-- Start Information given --
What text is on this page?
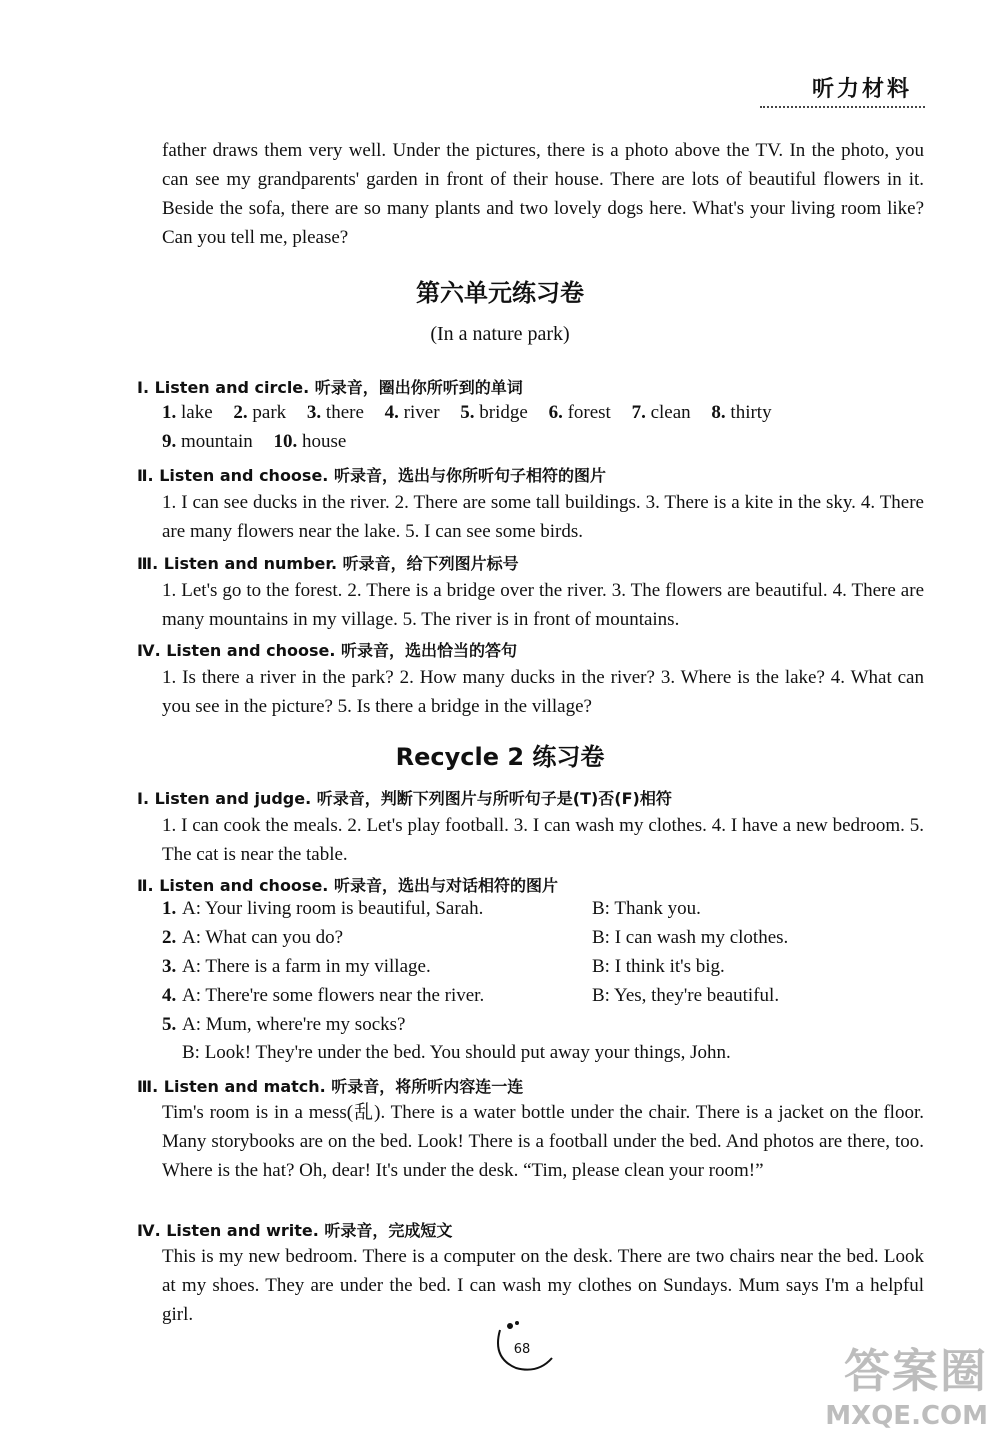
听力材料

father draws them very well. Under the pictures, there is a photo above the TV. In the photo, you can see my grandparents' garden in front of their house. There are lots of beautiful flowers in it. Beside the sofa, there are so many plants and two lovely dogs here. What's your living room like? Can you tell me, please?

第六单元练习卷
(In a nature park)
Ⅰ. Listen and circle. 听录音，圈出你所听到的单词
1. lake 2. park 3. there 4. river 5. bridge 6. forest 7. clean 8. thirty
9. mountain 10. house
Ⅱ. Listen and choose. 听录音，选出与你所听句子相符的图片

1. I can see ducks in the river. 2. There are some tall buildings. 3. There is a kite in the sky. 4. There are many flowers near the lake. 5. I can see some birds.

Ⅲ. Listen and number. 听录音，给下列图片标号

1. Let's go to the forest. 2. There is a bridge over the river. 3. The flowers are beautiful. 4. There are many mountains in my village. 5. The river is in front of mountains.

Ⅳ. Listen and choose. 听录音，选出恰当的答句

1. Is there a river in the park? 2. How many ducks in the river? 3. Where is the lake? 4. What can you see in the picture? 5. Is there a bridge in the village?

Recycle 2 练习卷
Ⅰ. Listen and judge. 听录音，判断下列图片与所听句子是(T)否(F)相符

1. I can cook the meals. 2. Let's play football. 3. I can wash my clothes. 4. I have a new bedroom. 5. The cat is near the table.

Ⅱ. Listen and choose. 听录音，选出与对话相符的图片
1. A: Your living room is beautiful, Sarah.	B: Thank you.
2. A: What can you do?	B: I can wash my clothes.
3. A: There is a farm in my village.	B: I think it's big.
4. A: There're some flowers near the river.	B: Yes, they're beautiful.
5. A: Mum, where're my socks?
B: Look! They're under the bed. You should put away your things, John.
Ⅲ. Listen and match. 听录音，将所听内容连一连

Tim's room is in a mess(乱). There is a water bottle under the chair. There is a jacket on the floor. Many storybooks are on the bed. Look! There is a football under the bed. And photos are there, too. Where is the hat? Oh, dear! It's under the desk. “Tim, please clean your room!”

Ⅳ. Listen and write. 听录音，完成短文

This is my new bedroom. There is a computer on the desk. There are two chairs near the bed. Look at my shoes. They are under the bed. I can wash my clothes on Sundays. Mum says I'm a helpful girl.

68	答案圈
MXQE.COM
-- End Information given --
What to produce:
Within the listing, how many lines hold the word "desk"? Only the number is to be given.

The result:
2